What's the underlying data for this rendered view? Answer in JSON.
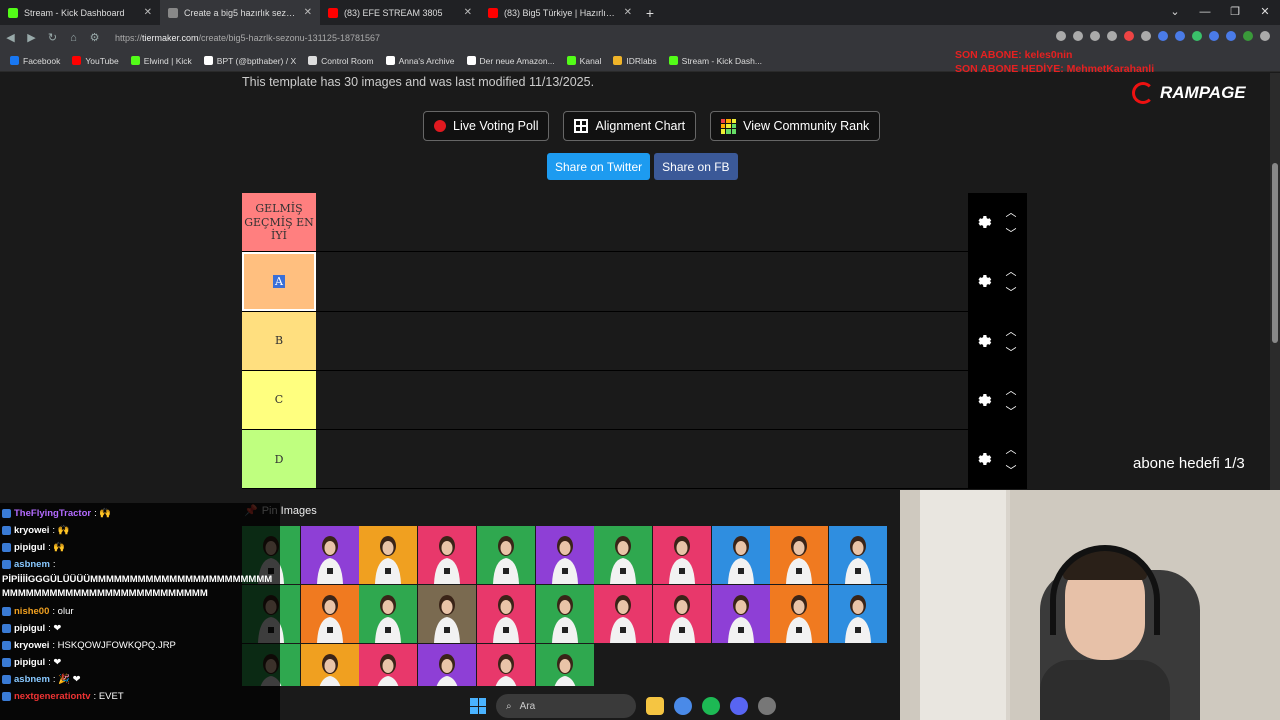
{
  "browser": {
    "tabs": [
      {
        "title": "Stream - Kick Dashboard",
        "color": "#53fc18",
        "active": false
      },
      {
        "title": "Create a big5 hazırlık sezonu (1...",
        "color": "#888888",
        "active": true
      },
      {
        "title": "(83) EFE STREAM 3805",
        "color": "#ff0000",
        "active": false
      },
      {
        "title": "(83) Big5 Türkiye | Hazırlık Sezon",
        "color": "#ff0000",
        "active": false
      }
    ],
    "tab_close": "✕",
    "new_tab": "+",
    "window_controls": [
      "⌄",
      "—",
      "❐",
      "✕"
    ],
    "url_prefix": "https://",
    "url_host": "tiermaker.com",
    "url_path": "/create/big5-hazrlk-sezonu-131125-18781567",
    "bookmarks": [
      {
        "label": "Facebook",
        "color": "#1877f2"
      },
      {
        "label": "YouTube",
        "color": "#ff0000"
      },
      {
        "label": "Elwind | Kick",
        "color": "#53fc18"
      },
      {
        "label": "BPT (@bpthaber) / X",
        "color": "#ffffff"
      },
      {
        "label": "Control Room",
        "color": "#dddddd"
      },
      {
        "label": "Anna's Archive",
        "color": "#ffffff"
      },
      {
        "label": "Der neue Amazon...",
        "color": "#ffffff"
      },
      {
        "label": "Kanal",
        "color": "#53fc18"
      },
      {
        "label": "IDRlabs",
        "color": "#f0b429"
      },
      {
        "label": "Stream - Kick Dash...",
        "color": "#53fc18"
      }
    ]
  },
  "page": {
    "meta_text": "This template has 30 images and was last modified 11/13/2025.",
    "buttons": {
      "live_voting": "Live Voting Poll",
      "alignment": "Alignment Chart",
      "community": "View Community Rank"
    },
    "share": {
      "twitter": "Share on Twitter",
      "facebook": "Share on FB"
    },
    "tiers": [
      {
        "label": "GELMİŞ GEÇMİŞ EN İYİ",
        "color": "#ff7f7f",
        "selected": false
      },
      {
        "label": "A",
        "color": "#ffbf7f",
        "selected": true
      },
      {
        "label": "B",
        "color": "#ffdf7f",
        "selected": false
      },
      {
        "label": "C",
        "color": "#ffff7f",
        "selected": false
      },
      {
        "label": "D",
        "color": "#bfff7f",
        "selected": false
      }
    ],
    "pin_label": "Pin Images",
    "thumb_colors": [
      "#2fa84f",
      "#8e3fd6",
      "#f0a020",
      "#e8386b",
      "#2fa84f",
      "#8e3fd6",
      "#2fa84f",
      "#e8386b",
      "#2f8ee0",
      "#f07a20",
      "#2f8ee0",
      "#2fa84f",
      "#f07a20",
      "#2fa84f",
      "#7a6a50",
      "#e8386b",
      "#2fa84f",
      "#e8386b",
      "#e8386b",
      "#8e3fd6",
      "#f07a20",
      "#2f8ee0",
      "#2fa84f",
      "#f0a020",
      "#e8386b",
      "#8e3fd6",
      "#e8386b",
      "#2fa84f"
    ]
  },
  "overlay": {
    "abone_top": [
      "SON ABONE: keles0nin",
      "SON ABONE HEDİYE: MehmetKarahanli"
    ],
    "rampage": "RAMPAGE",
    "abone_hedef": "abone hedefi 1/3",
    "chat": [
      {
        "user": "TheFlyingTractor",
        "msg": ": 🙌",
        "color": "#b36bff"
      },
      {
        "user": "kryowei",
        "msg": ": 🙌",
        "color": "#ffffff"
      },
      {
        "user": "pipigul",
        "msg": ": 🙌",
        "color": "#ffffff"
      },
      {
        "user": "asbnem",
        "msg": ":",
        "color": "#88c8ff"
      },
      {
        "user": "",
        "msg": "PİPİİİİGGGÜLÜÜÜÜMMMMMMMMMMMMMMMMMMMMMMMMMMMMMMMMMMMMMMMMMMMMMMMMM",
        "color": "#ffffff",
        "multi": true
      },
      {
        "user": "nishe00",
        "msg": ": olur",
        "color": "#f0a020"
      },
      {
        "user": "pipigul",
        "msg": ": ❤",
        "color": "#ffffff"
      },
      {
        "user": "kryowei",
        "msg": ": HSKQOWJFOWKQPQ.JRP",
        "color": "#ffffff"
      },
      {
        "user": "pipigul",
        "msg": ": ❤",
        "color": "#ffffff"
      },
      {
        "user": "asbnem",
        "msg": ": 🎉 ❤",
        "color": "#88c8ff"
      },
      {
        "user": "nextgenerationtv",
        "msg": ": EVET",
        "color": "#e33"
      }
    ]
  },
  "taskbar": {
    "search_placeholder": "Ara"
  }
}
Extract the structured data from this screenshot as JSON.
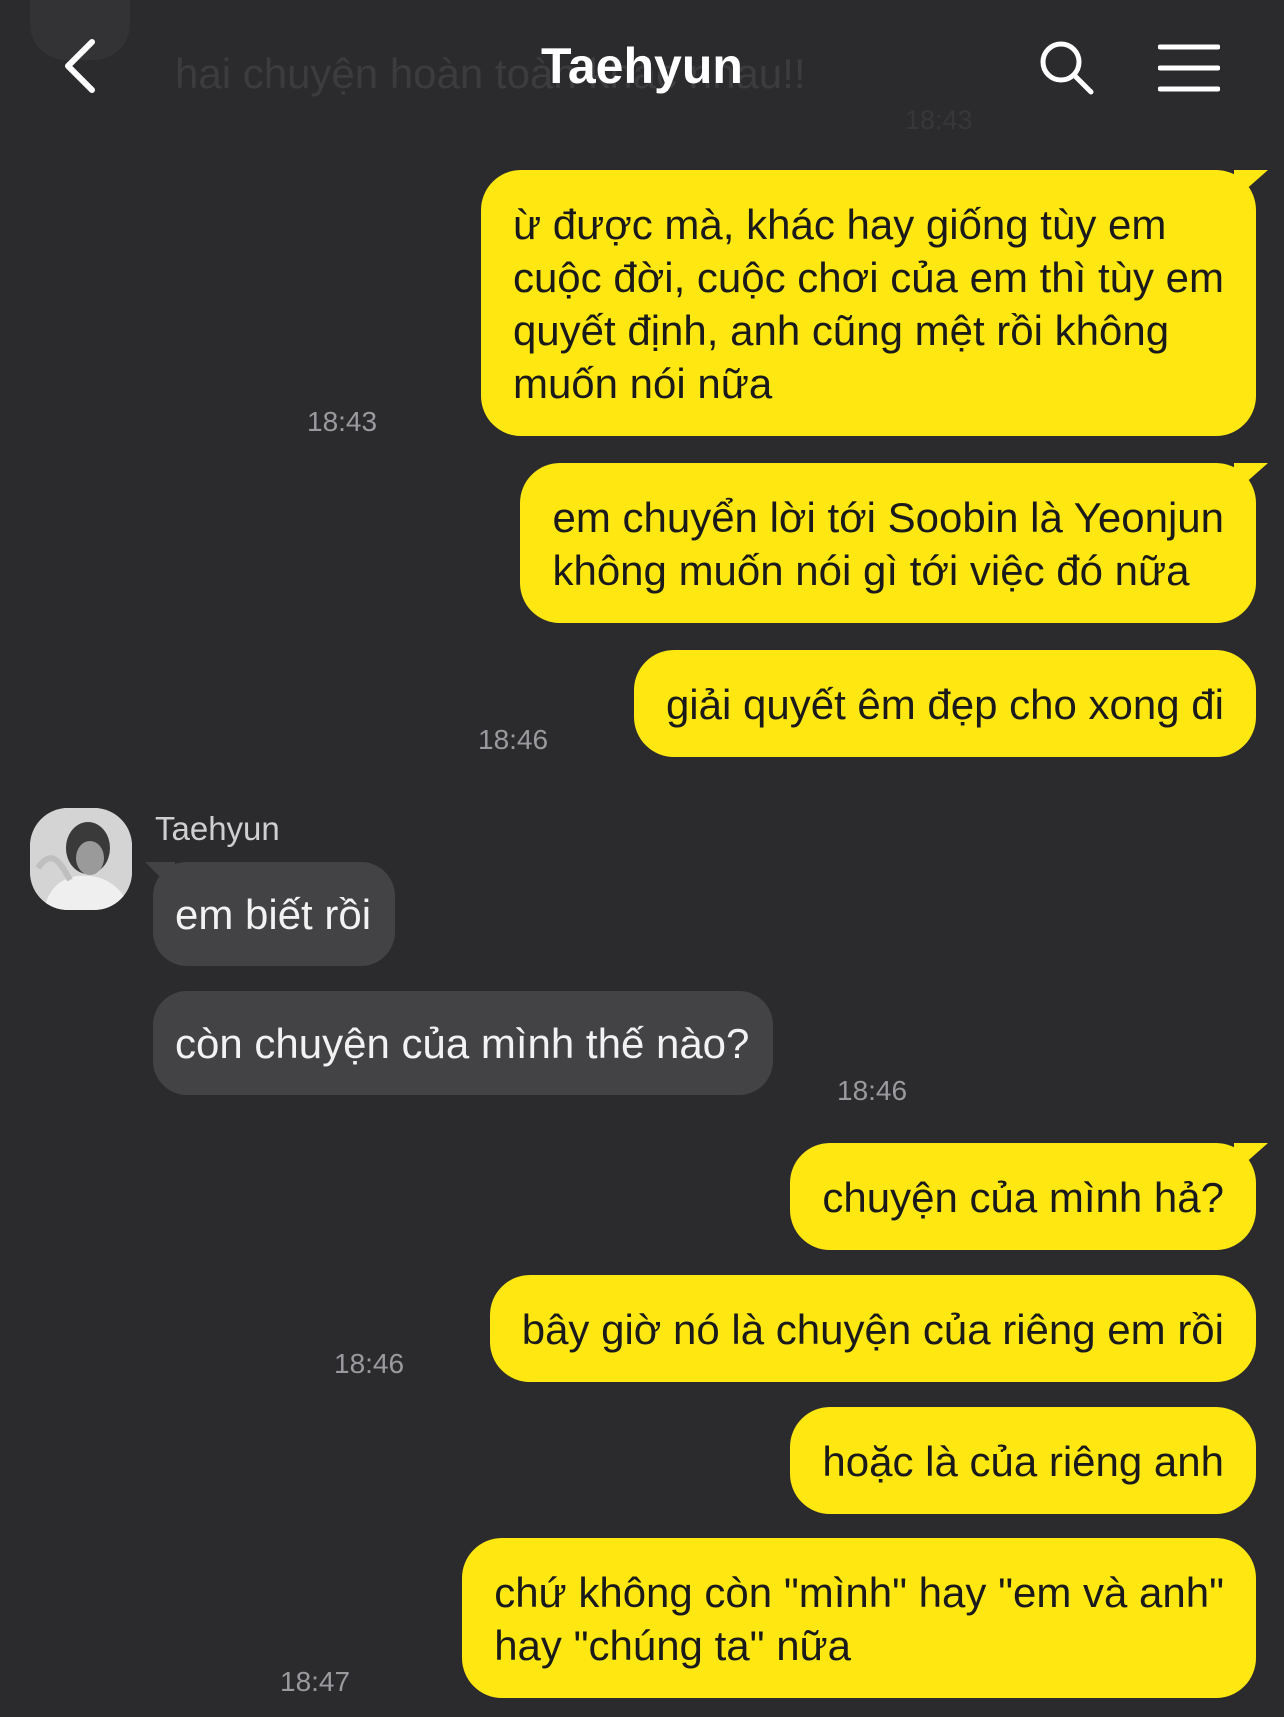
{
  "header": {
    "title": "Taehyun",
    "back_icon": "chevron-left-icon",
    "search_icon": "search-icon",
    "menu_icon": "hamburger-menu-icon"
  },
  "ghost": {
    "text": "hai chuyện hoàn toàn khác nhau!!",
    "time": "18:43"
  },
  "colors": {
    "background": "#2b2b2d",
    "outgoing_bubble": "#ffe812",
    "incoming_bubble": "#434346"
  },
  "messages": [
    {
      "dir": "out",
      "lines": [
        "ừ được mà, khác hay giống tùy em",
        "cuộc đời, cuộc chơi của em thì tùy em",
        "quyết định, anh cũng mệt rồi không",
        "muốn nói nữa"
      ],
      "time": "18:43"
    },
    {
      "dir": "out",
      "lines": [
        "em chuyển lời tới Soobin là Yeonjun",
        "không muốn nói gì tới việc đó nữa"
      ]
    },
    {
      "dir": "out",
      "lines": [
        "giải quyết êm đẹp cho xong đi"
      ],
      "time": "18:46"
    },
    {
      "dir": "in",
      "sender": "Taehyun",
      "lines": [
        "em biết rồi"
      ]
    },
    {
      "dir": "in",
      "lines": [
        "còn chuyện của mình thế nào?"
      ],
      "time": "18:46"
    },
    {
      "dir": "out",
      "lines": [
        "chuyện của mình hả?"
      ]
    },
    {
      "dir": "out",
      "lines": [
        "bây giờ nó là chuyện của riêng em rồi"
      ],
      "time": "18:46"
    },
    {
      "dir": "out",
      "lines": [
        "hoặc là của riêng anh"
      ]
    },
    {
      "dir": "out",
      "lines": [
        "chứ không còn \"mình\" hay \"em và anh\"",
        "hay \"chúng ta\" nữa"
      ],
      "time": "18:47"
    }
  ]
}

-------

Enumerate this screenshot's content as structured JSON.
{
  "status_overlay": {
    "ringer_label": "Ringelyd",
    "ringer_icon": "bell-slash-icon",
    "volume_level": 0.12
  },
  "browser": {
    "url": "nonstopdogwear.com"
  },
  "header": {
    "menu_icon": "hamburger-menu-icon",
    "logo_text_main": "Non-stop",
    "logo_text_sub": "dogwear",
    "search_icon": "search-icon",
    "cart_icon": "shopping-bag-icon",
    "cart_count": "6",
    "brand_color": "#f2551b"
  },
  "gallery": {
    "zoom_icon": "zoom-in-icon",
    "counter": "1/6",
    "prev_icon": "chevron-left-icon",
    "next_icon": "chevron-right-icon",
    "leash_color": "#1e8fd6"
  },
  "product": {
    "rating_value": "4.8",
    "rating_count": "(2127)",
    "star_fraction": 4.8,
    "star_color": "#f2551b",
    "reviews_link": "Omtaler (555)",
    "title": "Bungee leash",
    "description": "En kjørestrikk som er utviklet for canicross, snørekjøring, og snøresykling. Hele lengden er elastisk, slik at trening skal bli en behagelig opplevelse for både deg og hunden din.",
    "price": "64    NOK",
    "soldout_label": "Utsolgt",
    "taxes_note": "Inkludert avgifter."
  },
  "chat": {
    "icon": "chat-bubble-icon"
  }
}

-------

> STATED EXERCISE: The required output is the number of lines containing the word "data", and nothing besides.

> ANSWER TO THE EXERCISE: 2